**Provided data:**

------------------------------------------------------------

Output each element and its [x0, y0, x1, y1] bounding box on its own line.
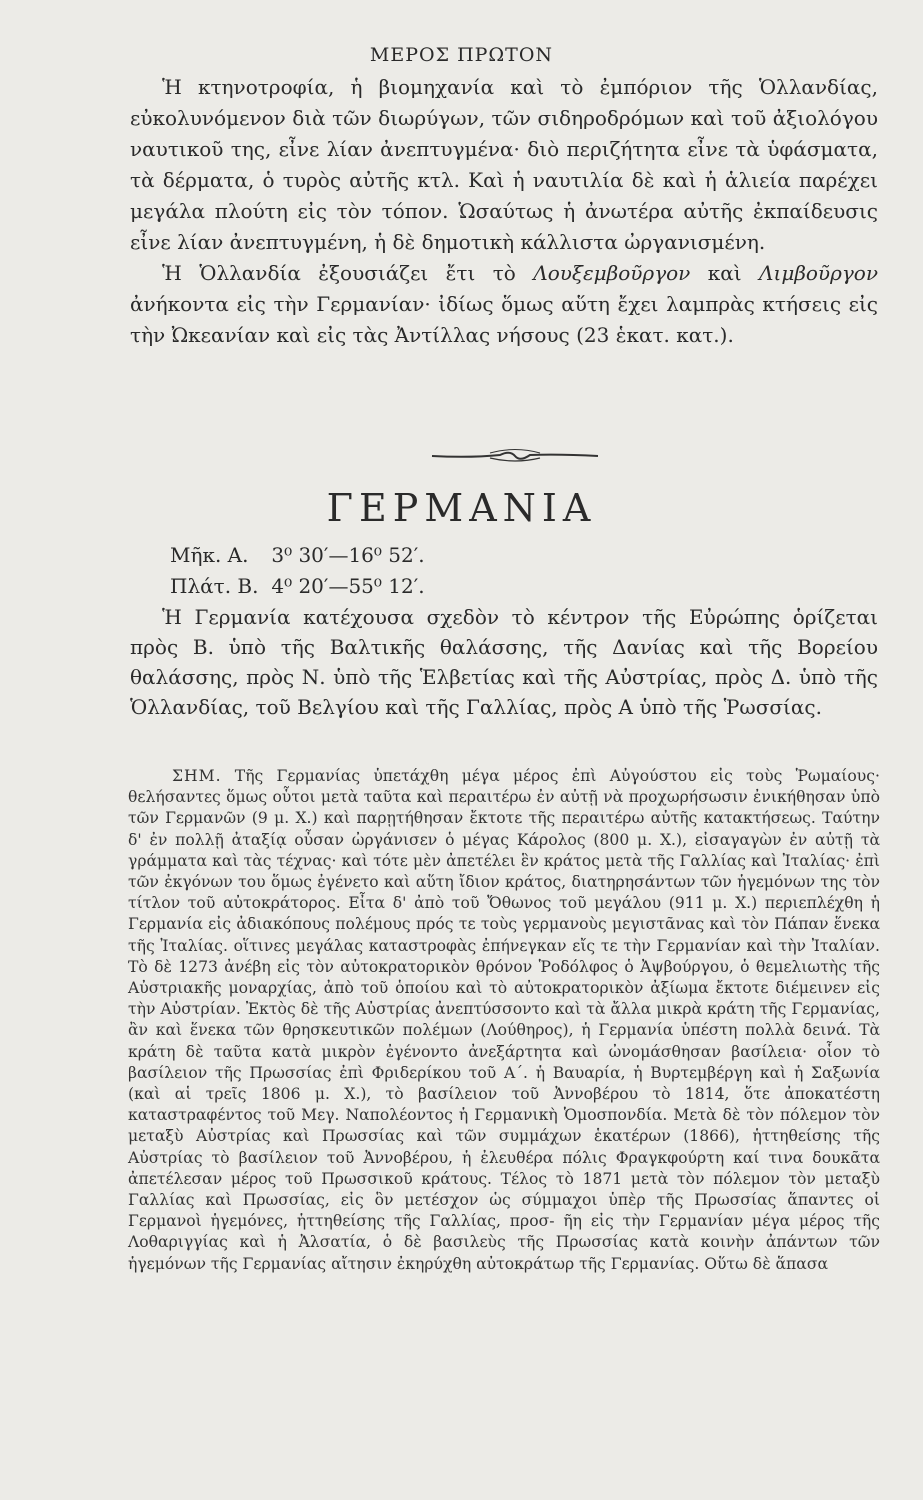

------------------------------------------------------------

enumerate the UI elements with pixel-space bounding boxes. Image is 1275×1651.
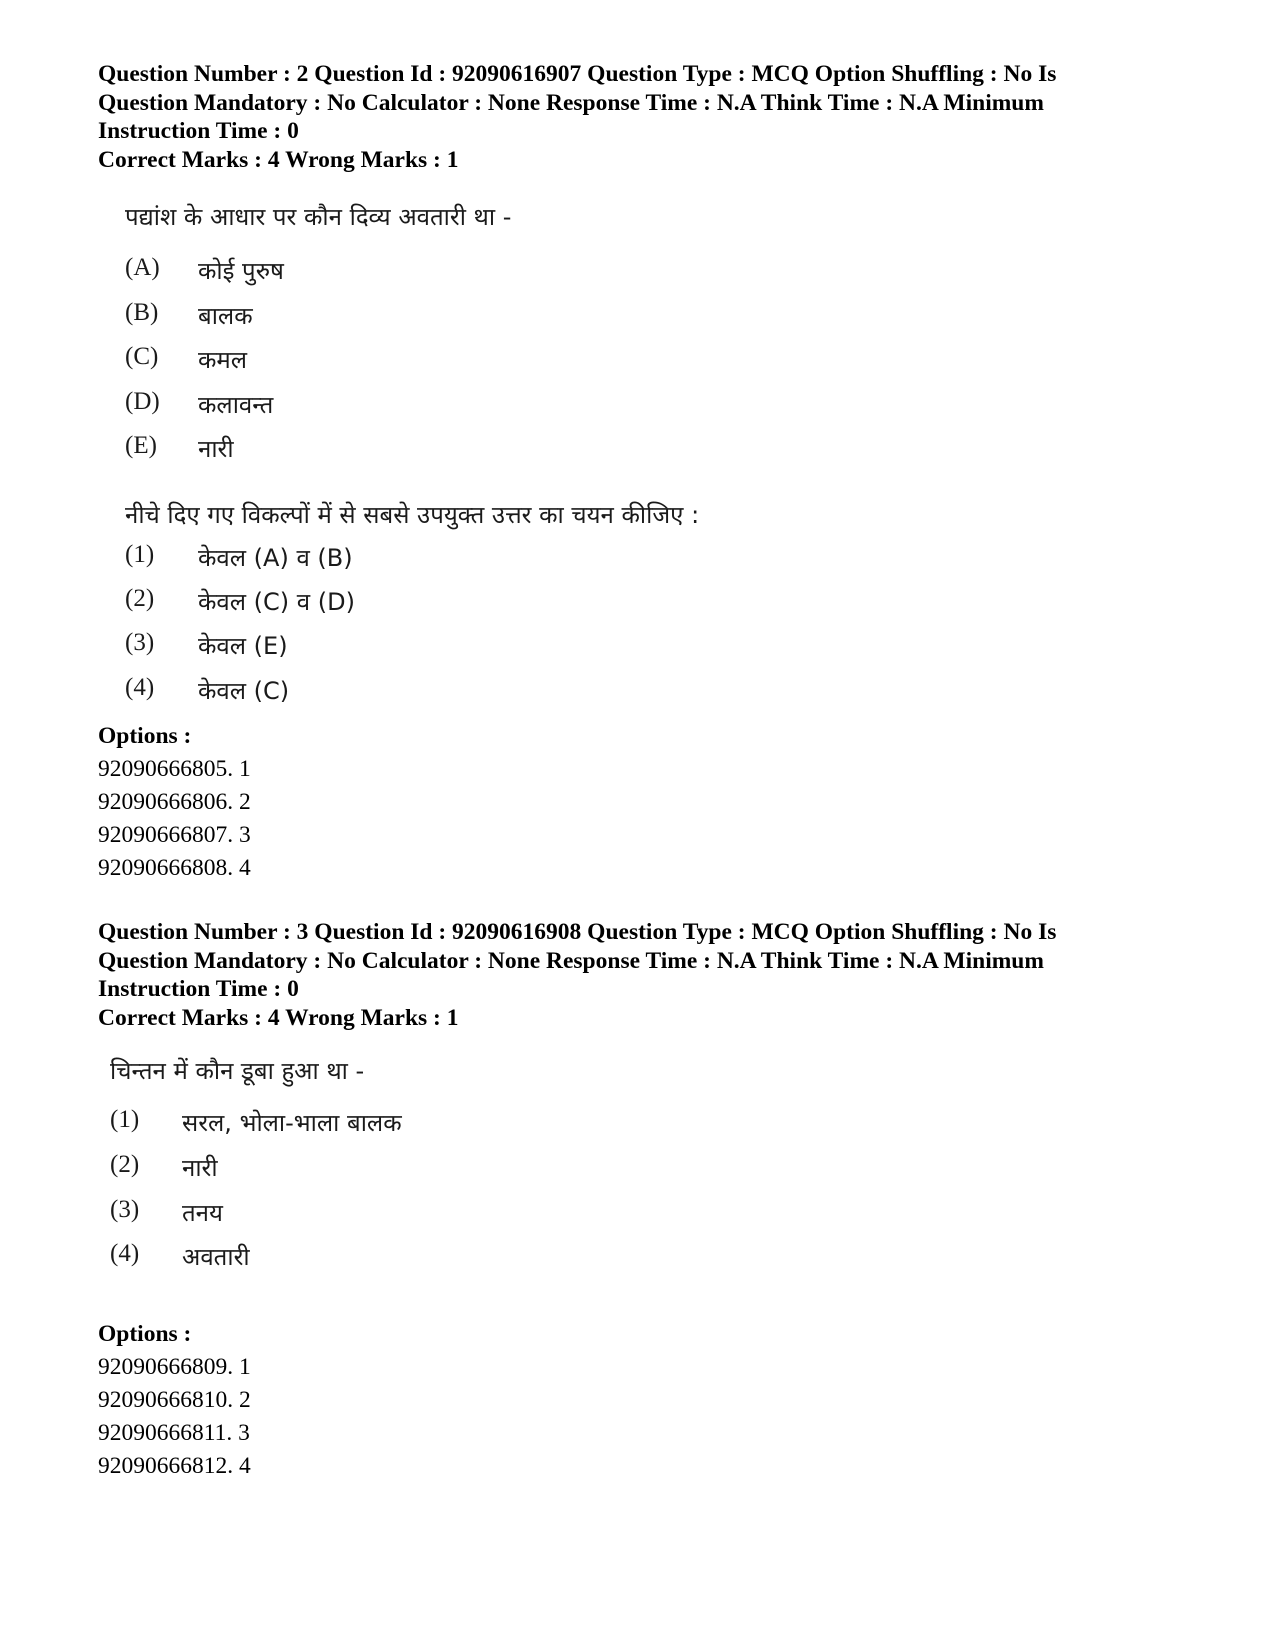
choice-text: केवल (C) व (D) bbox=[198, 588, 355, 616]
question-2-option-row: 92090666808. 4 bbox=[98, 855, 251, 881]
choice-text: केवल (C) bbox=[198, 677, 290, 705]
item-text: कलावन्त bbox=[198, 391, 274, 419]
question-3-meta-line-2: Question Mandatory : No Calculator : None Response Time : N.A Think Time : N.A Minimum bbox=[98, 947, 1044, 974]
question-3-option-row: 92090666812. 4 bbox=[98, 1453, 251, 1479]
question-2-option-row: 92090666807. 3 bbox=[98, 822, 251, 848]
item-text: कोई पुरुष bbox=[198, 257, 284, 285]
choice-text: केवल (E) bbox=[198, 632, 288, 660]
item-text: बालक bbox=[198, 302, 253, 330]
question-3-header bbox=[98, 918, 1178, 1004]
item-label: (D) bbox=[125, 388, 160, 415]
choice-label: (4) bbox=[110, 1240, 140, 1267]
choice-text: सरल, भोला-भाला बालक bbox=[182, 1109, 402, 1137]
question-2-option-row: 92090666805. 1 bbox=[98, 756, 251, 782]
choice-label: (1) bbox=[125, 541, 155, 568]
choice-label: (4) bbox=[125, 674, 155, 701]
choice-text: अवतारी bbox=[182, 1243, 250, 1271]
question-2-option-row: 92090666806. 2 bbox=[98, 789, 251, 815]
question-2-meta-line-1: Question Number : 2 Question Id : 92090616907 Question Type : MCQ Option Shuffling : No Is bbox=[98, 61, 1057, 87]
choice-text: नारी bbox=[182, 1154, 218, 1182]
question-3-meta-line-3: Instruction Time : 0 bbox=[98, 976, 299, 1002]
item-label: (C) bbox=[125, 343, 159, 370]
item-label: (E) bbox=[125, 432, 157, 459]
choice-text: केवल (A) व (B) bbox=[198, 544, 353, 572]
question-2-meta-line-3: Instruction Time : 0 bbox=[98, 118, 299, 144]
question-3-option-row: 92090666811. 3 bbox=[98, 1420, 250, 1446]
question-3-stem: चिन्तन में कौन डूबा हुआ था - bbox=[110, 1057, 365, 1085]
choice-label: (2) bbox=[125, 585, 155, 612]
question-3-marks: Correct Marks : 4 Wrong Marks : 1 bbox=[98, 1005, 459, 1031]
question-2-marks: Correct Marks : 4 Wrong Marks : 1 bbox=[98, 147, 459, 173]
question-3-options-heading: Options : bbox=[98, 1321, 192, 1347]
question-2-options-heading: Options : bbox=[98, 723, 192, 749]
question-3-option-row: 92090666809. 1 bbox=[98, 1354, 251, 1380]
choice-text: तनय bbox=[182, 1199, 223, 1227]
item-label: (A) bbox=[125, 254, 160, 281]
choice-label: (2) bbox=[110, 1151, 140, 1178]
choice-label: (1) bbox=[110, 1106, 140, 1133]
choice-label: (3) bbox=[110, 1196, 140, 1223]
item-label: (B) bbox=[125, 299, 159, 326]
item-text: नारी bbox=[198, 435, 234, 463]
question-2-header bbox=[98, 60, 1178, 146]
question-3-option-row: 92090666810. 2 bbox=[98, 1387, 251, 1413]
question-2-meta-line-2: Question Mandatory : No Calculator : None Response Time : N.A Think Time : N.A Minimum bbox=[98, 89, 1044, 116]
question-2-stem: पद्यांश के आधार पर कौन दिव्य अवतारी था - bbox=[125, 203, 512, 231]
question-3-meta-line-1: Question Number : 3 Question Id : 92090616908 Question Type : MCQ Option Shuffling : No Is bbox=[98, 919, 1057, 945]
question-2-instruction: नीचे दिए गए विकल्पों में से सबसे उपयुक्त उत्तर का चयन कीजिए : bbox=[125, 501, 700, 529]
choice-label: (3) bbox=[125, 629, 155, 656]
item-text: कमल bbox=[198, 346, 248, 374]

------------------------------------------------------------

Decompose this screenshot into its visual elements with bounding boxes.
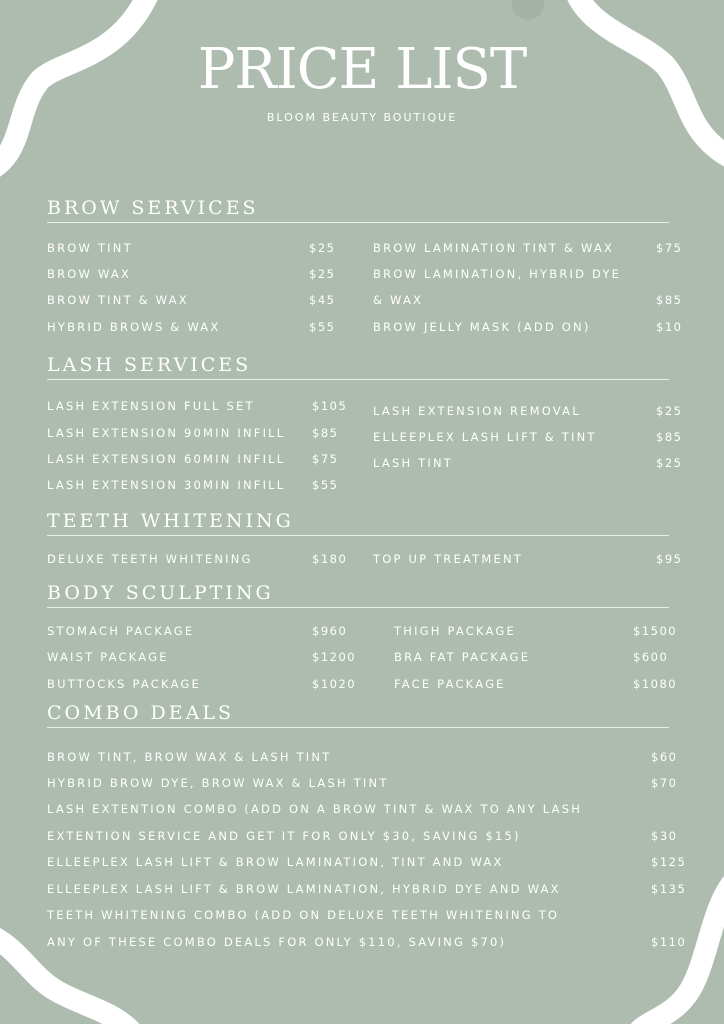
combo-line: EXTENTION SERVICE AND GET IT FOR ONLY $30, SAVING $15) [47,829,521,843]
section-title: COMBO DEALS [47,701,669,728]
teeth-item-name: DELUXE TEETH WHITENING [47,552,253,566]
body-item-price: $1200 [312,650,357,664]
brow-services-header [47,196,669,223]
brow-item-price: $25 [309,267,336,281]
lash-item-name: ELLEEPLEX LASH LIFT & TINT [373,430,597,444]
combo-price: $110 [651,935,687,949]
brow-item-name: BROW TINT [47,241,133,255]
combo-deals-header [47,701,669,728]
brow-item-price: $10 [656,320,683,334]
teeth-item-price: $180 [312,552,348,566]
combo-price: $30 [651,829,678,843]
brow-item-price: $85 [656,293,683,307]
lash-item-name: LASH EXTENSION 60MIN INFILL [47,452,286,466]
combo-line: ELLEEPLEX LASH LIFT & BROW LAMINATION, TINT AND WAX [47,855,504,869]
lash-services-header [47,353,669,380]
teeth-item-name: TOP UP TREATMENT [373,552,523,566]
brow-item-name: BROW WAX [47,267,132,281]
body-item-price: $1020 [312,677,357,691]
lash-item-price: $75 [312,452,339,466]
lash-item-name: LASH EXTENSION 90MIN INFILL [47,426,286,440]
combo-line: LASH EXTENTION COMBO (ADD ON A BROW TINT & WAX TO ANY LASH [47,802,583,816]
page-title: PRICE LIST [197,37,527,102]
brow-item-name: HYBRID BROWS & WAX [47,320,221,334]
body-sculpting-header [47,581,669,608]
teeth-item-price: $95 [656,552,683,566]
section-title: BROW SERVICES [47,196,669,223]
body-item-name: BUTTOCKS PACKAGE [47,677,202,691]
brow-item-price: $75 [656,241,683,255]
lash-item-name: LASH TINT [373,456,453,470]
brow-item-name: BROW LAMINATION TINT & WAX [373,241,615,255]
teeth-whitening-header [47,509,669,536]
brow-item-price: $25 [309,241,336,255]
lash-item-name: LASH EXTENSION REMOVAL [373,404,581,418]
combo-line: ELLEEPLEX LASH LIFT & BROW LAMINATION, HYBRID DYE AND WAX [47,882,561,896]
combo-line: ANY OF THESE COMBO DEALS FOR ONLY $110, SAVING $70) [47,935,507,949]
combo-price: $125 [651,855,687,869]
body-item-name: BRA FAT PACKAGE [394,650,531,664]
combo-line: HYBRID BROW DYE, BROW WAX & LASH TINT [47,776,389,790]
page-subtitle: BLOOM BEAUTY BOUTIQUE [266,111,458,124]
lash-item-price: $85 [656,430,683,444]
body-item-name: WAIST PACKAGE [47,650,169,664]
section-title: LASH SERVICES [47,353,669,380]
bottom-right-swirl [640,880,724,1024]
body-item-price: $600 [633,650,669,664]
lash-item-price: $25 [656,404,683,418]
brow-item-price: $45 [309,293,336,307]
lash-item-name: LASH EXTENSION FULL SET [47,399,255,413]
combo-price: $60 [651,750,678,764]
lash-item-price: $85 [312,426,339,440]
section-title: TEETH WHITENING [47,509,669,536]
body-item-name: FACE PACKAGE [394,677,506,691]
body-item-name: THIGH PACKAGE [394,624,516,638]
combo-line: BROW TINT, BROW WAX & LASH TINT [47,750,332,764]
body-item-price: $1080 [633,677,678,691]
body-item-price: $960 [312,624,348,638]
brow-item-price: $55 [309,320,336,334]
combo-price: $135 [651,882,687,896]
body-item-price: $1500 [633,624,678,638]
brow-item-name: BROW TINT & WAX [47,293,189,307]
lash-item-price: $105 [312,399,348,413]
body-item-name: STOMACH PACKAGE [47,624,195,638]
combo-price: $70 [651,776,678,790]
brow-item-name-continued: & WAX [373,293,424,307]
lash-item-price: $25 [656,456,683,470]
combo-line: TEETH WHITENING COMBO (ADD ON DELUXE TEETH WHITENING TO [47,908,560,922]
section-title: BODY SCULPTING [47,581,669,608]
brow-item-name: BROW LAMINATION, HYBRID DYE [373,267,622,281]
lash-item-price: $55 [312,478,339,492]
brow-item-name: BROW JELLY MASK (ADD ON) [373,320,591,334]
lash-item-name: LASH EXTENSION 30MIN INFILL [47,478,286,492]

------------------------------------------------------------

**Exercise task:**
Return the lines that begin with the one containing "Decompose this screenshot" and end with the one containing "teeth-item-name: DELUXE TEETH", both included, word for word, leaving out the pictures.

**Written response:**
Decompose this screenshot into its visual elements with bounding boxes.
combo-line: EXTENTION SERVICE AND GET IT FOR ONLY $30, SAVING $15) [47,829,521,843]
section-title: COMBO DEALS [47,701,669,728]
teeth-item-name: DELUXE TEETH WHITENING [47,552,253,566]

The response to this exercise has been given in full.